Extracted records
※ ※ ※

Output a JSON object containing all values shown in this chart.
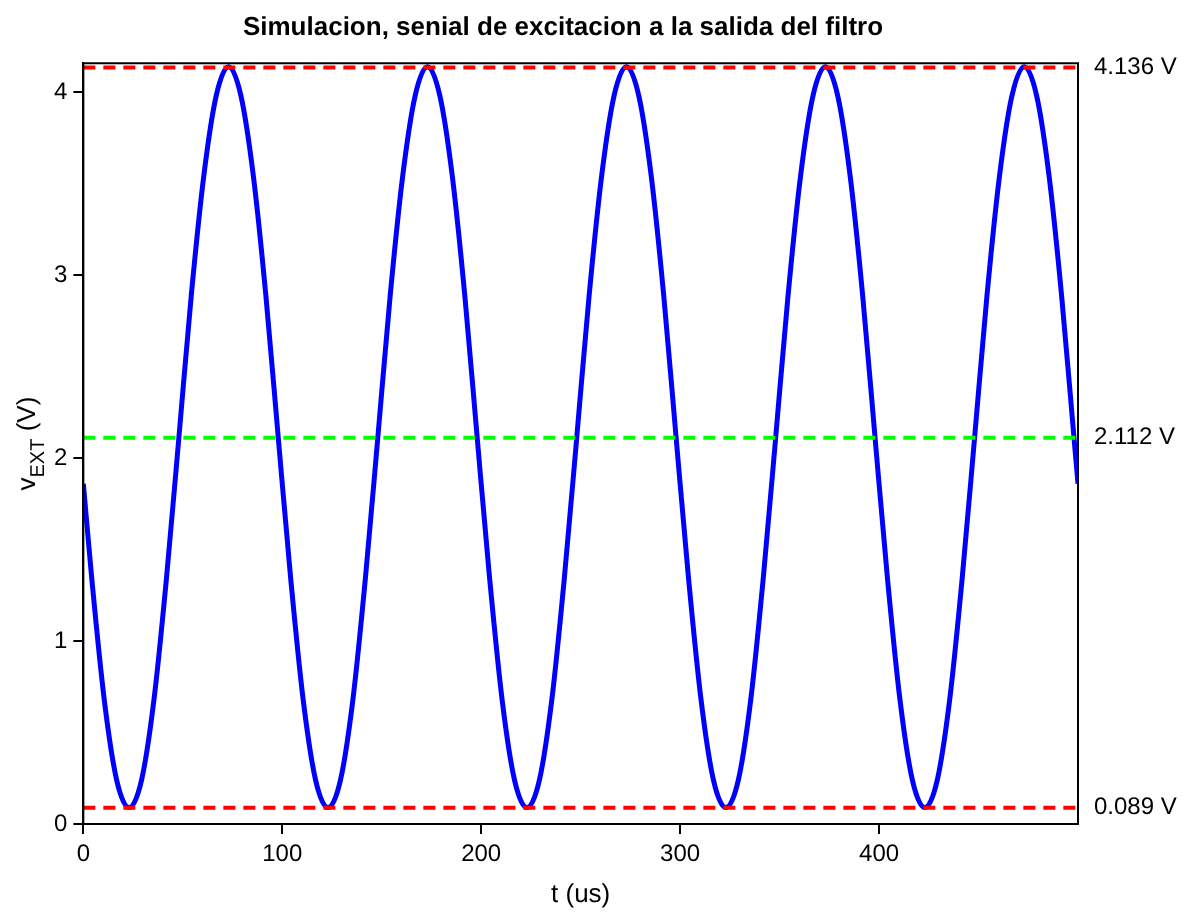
{
  "chart_data": {
    "type": "line",
    "title": "Simulacion, senial de excitacion a la salida del filtro",
    "xlabel": "t (us)",
    "ylabel": "v$_{EXT}$ (V)",
    "xlim": [
      0,
      500
    ],
    "xticks": [
      0,
      100,
      200,
      300,
      400
    ],
    "ylim": [
      0,
      4.16
    ],
    "yticks": [
      0,
      1,
      2,
      3,
      4
    ],
    "grid": false,
    "legend": false,
    "marker": "none",
    "line_style": "solid",
    "series": [
      {
        "color": "#0000ff",
        "x": [
          0,
          4.25,
          10.5,
          16.75,
          23,
          29.25,
          35.5,
          41.75,
          48,
          54.25,
          60.5,
          66.75,
          73,
          79.25,
          85.5,
          91.75,
          98,
          104.25,
          110.5,
          116.75,
          123,
          129.25,
          135.5,
          141.75,
          148,
          154.25,
          160.5,
          166.75,
          173,
          179.25,
          185.5,
          191.75,
          198,
          204.25,
          210.5,
          216.75,
          223,
          229.25,
          235.5,
          241.75,
          248,
          254.25,
          260.5,
          266.75,
          273,
          279.25,
          285.5,
          291.75,
          298,
          304.25,
          310.5,
          316.75,
          323,
          329.25,
          335.5,
          341.75,
          348,
          354.25,
          360.5,
          366.75,
          373,
          379.25,
          385.5,
          391.75,
          398,
          404.25,
          410.5,
          416.75,
          423,
          429.25,
          435.5,
          441.75,
          448,
          454.25,
          460.5,
          466.75,
          473,
          479.25,
          485.5,
          491.75,
          498,
          500
        ],
        "values": [
          1.86,
          1.34,
          0.68,
          0.24,
          0.09,
          0.24,
          0.68,
          1.34,
          2.11,
          2.89,
          3.54,
          3.98,
          4.14,
          3.98,
          3.54,
          2.89,
          2.11,
          1.34,
          0.68,
          0.24,
          0.09,
          0.24,
          0.68,
          1.34,
          2.11,
          2.89,
          3.54,
          3.98,
          4.14,
          3.98,
          3.54,
          2.89,
          2.11,
          1.34,
          0.68,
          0.24,
          0.09,
          0.24,
          0.68,
          1.34,
          2.11,
          2.89,
          3.54,
          3.98,
          4.14,
          3.98,
          3.54,
          2.89,
          2.11,
          1.34,
          0.68,
          0.24,
          0.09,
          0.24,
          0.68,
          1.34,
          2.11,
          2.89,
          3.54,
          3.98,
          4.14,
          3.98,
          3.54,
          2.89,
          2.11,
          1.34,
          0.68,
          0.24,
          0.09,
          0.24,
          0.68,
          1.34,
          2.11,
          2.89,
          3.54,
          3.98,
          4.14,
          3.98,
          3.54,
          2.89,
          2.11,
          1.86
        ]
      }
    ],
    "ref_lines": [
      {
        "axis": "y",
        "value": 4.136,
        "label": "4.136 V",
        "color": "#ff0000",
        "line_style": "dashed"
      },
      {
        "axis": "y",
        "value": 2.112,
        "label": "2.112 V",
        "color": "#00ff00",
        "line_style": "dashed"
      },
      {
        "axis": "y",
        "value": 0.089,
        "label": "0.089 V",
        "color": "#ff0000",
        "line_style": "dashed"
      }
    ]
  }
}
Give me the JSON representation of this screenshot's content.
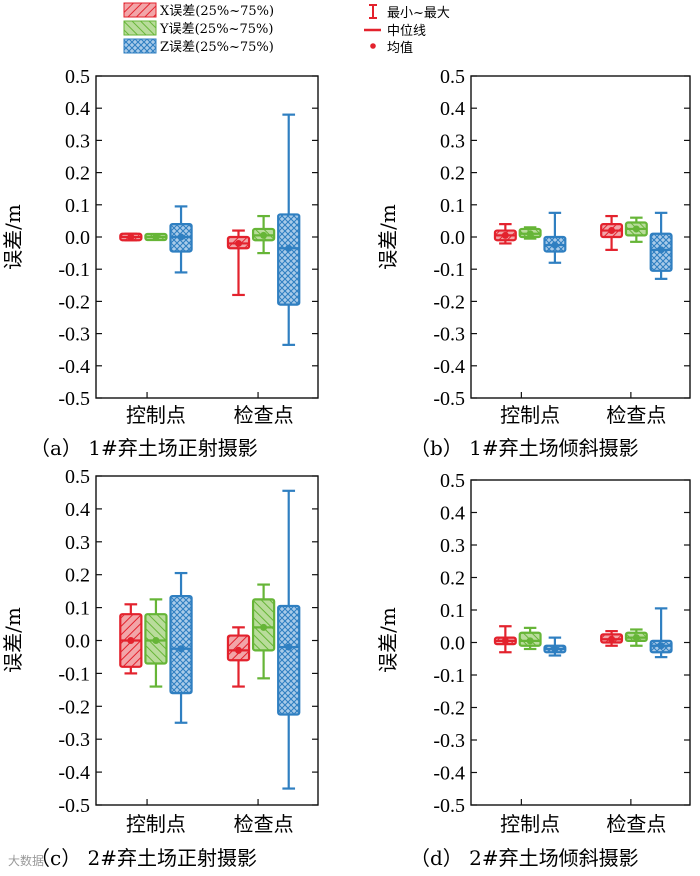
{
  "legend": {
    "x_err": "X误差(25%~75%)",
    "y_err": "Y误差(25%~75%)",
    "z_err": "Z误差(25%~75%)",
    "minmax": "最小~最大",
    "median": "中位线",
    "mean": "均值"
  },
  "colors": {
    "x": "#e3222d",
    "y": "#66b537",
    "z": "#2f7fc1",
    "axis": "#111111"
  },
  "watermark": "大数据",
  "chart_data": [
    {
      "type": "box",
      "panel": "a",
      "title": "（a） 1#弃土场正射摄影",
      "ylabel": "误差/m",
      "ylim": [
        -0.5,
        0.5
      ],
      "yticks": [
        -0.5,
        -0.4,
        -0.3,
        -0.2,
        -0.1,
        0.0,
        0.1,
        0.2,
        0.3,
        0.4,
        0.5
      ],
      "categories": [
        "控制点",
        "检查点"
      ],
      "series": [
        {
          "name": "X",
          "boxes": [
            {
              "min": -0.01,
              "q1": -0.01,
              "median": 0.0,
              "q3": 0.01,
              "max": 0.01,
              "mean": 0.0
            },
            {
              "min": -0.18,
              "q1": -0.035,
              "median": -0.02,
              "q3": 0.0,
              "max": 0.02,
              "mean": -0.02
            }
          ]
        },
        {
          "name": "Y",
          "boxes": [
            {
              "min": -0.005,
              "q1": -0.005,
              "median": 0.0,
              "q3": 0.005,
              "max": 0.005,
              "mean": 0.0
            },
            {
              "min": -0.05,
              "q1": -0.01,
              "median": 0.005,
              "q3": 0.025,
              "max": 0.065,
              "mean": 0.005
            }
          ]
        },
        {
          "name": "Z",
          "boxes": [
            {
              "min": -0.11,
              "q1": -0.045,
              "median": 0.0,
              "q3": 0.04,
              "max": 0.095,
              "mean": 0.0
            },
            {
              "min": -0.335,
              "q1": -0.21,
              "median": -0.035,
              "q3": 0.07,
              "max": 0.38,
              "mean": -0.035
            }
          ]
        }
      ]
    },
    {
      "type": "box",
      "panel": "b",
      "title": "（b） 1#弃土场倾斜摄影",
      "ylabel": "误差/m",
      "ylim": [
        -0.5,
        0.5
      ],
      "yticks": [
        -0.5,
        -0.4,
        -0.3,
        -0.2,
        -0.1,
        0.0,
        0.1,
        0.2,
        0.3,
        0.4,
        0.5
      ],
      "categories": [
        "控制点",
        "检查点"
      ],
      "series": [
        {
          "name": "X",
          "boxes": [
            {
              "min": -0.02,
              "q1": -0.01,
              "median": 0.005,
              "q3": 0.02,
              "max": 0.04,
              "mean": 0.005
            },
            {
              "min": -0.04,
              "q1": 0.0,
              "median": 0.02,
              "q3": 0.04,
              "max": 0.065,
              "mean": 0.02
            }
          ]
        },
        {
          "name": "Y",
          "boxes": [
            {
              "min": -0.005,
              "q1": 0.0,
              "median": 0.01,
              "q3": 0.025,
              "max": 0.03,
              "mean": 0.01
            },
            {
              "min": -0.015,
              "q1": 0.005,
              "median": 0.025,
              "q3": 0.045,
              "max": 0.06,
              "mean": 0.025
            }
          ]
        },
        {
          "name": "Z",
          "boxes": [
            {
              "min": -0.08,
              "q1": -0.045,
              "median": -0.025,
              "q3": 0.0,
              "max": 0.075,
              "mean": -0.025
            },
            {
              "min": -0.13,
              "q1": -0.105,
              "median": -0.04,
              "q3": 0.01,
              "max": 0.075,
              "mean": -0.04
            }
          ]
        }
      ]
    },
    {
      "type": "box",
      "panel": "c",
      "title": "（c） 2#弃土场正射摄影",
      "ylabel": "误差/m",
      "ylim": [
        -0.5,
        0.5
      ],
      "yticks": [
        -0.5,
        -0.4,
        -0.3,
        -0.2,
        -0.1,
        0.0,
        0.1,
        0.2,
        0.3,
        0.4,
        0.5
      ],
      "categories": [
        "控制点",
        "检查点"
      ],
      "series": [
        {
          "name": "X",
          "boxes": [
            {
              "min": -0.1,
              "q1": -0.08,
              "median": 0.0,
              "q3": 0.08,
              "max": 0.11,
              "mean": 0.0
            },
            {
              "min": -0.14,
              "q1": -0.06,
              "median": -0.03,
              "q3": 0.015,
              "max": 0.04,
              "mean": -0.03
            }
          ]
        },
        {
          "name": "Y",
          "boxes": [
            {
              "min": -0.14,
              "q1": -0.07,
              "median": 0.0,
              "q3": 0.08,
              "max": 0.125,
              "mean": 0.0
            },
            {
              "min": -0.115,
              "q1": -0.03,
              "median": 0.04,
              "q3": 0.125,
              "max": 0.17,
              "mean": 0.04
            }
          ]
        },
        {
          "name": "Z",
          "boxes": [
            {
              "min": -0.25,
              "q1": -0.16,
              "median": -0.025,
              "q3": 0.135,
              "max": 0.205,
              "mean": -0.025
            },
            {
              "min": -0.45,
              "q1": -0.225,
              "median": -0.02,
              "q3": 0.105,
              "max": 0.455,
              "mean": -0.02
            }
          ]
        }
      ]
    },
    {
      "type": "box",
      "panel": "d",
      "title": "（d） 2#弃土场倾斜摄影",
      "ylabel": "误差/m",
      "ylim": [
        -0.5,
        0.5
      ],
      "yticks": [
        -0.5,
        -0.4,
        -0.3,
        -0.2,
        -0.1,
        0.0,
        0.1,
        0.2,
        0.3,
        0.4,
        0.5
      ],
      "categories": [
        "控制点",
        "检查点"
      ],
      "series": [
        {
          "name": "X",
          "boxes": [
            {
              "min": -0.03,
              "q1": -0.005,
              "median": 0.005,
              "q3": 0.015,
              "max": 0.05,
              "mean": 0.005
            },
            {
              "min": -0.01,
              "q1": 0.0,
              "median": 0.01,
              "q3": 0.025,
              "max": 0.035,
              "mean": 0.01
            }
          ]
        },
        {
          "name": "Y",
          "boxes": [
            {
              "min": -0.02,
              "q1": -0.01,
              "median": 0.005,
              "q3": 0.03,
              "max": 0.045,
              "mean": 0.005
            },
            {
              "min": -0.01,
              "q1": 0.005,
              "median": 0.015,
              "q3": 0.03,
              "max": 0.04,
              "mean": 0.015
            }
          ]
        },
        {
          "name": "Z",
          "boxes": [
            {
              "min": -0.04,
              "q1": -0.03,
              "median": -0.02,
              "q3": -0.01,
              "max": 0.015,
              "mean": -0.02
            },
            {
              "min": -0.045,
              "q1": -0.03,
              "median": -0.01,
              "q3": 0.005,
              "max": 0.105,
              "mean": -0.01
            }
          ]
        }
      ]
    }
  ]
}
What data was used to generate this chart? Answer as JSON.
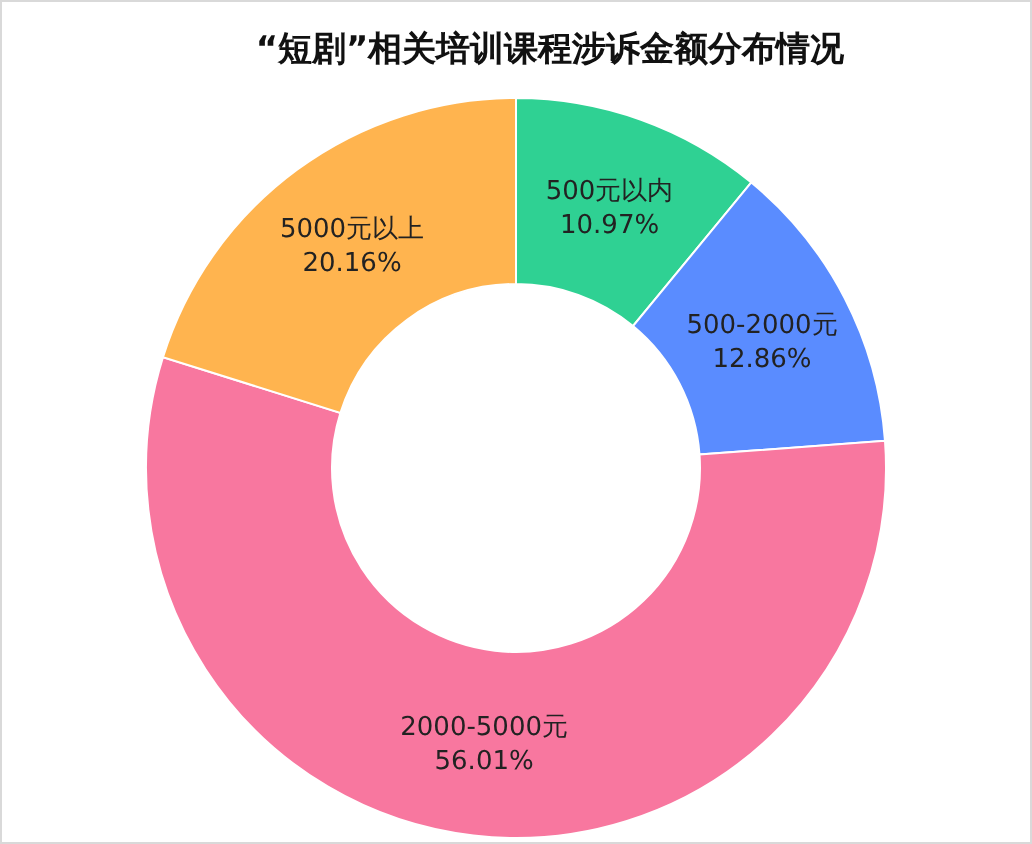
{
  "chart_data": {
    "type": "donut",
    "title": "“短剧”相关培训课程涉诉金额分布情况",
    "categories": [
      "500元以内",
      "500-2000元",
      "2000-5000元",
      "5000元以上"
    ],
    "values": [
      10.97,
      12.86,
      56.01,
      20.16
    ],
    "value_labels": [
      "10.97%",
      "12.86%",
      "56.01%",
      "20.16%"
    ],
    "colors": [
      "#2fd193",
      "#5a8cff",
      "#f8779f",
      "#ffb44f"
    ]
  }
}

※ ※ ※

Written task: The line that contains "What data was" begins the part to retype, and the last line of the records above ends it. Retype both and everything between, exactly, without the pictures.

Result of this exercise:
What data was used to generate this chart? Answer as JSON.
{
  "chart_data": {
    "type": "donut",
    "title": "“短剧”相关培训课程涉诉金额分布情况",
    "categories": [
      "500元以内",
      "500-2000元",
      "2000-5000元",
      "5000元以上"
    ],
    "values": [
      10.97,
      12.86,
      56.01,
      20.16
    ],
    "value_labels": [
      "10.97%",
      "12.86%",
      "56.01%",
      "20.16%"
    ],
    "colors": [
      "#2fd193",
      "#5a8cff",
      "#f8779f",
      "#ffb44f"
    ]
  }
}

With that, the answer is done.